**WORK INSTRUCTION:**
In the listing that follows, how many lines include the word "University"? Only the number is wanted.

========================================================================

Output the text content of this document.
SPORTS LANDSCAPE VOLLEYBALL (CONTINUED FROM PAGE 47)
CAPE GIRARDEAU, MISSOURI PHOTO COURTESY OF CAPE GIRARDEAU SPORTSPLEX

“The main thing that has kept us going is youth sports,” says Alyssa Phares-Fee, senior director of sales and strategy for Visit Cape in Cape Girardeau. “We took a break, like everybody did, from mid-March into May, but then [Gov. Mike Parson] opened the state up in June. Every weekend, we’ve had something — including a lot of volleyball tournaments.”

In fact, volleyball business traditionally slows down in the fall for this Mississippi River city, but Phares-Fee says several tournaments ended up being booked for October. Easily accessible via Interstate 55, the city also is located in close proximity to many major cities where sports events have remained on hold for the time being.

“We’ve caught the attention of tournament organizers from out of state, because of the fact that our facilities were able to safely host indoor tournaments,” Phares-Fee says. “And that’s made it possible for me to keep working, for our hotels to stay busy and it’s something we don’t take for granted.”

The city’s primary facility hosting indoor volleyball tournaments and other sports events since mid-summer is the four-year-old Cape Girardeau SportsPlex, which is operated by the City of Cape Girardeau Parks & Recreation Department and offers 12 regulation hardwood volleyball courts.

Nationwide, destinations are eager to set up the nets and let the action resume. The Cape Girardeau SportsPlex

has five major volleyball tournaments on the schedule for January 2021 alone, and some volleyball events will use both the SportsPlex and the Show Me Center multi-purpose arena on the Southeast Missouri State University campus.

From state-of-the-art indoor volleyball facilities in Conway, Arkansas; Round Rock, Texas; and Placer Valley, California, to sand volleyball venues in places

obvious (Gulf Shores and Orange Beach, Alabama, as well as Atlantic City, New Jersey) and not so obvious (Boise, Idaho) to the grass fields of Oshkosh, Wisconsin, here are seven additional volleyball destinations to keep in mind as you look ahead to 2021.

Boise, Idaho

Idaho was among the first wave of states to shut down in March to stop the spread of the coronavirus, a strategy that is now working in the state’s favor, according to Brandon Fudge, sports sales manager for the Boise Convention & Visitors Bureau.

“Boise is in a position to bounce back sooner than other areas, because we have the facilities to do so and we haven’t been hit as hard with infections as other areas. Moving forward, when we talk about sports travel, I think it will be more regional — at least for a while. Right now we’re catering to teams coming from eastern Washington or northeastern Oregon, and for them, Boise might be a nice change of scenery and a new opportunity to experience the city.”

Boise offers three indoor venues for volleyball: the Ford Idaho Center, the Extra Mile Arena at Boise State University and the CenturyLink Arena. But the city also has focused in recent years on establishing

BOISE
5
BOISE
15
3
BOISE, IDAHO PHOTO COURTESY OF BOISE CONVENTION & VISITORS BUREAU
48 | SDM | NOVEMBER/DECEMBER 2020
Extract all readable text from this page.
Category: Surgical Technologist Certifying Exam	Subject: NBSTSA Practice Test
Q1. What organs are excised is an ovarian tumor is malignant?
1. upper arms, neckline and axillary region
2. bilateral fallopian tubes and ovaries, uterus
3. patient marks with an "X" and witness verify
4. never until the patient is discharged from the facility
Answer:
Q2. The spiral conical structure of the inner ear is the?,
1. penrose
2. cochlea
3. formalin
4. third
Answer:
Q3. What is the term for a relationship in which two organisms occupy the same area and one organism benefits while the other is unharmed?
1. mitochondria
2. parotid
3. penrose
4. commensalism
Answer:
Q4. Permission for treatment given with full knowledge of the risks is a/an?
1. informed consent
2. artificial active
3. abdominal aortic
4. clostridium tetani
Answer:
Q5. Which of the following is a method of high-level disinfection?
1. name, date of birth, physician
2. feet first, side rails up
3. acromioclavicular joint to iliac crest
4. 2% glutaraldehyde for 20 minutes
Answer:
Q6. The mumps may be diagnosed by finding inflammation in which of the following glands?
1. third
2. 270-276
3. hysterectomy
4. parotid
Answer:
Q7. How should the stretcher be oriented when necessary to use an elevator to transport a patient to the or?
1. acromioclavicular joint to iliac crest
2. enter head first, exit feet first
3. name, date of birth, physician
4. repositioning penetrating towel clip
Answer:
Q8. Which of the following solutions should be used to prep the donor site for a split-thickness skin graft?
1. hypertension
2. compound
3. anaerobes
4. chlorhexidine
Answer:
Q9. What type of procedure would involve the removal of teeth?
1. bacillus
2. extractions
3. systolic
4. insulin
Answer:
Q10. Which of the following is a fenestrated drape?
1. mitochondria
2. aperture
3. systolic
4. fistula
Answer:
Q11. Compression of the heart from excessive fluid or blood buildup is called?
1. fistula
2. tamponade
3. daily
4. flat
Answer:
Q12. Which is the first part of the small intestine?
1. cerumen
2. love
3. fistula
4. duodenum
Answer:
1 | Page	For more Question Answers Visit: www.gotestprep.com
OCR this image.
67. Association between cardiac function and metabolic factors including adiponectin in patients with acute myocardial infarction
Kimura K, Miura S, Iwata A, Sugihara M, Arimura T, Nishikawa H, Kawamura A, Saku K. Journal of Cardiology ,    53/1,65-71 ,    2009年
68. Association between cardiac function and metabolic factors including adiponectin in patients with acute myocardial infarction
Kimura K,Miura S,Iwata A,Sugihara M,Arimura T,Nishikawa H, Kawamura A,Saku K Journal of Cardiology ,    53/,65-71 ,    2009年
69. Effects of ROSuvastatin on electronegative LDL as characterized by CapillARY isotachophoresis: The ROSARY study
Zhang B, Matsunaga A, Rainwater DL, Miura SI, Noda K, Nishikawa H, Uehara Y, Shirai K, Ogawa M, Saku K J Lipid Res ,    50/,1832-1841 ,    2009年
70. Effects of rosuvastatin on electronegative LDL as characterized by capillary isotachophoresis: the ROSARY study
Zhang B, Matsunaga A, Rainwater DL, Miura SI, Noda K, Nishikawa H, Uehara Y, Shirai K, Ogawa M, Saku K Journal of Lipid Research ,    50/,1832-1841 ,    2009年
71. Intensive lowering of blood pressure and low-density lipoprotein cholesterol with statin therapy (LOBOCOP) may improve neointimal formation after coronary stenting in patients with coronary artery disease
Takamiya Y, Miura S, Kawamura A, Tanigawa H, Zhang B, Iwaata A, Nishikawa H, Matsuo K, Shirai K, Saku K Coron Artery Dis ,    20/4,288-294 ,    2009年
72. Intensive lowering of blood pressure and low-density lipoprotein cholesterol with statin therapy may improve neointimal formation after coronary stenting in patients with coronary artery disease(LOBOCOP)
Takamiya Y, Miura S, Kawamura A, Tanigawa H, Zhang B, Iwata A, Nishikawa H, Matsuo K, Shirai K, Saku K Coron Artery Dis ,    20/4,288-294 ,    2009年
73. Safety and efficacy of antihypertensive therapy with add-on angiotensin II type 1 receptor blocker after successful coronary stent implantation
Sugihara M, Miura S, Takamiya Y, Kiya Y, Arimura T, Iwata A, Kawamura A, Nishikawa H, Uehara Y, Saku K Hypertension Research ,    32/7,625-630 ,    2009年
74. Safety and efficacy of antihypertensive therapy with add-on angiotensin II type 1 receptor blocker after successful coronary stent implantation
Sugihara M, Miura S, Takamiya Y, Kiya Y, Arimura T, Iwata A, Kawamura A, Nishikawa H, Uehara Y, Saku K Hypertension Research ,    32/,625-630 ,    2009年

========================================================================

**YOUR RESPONSE:**
2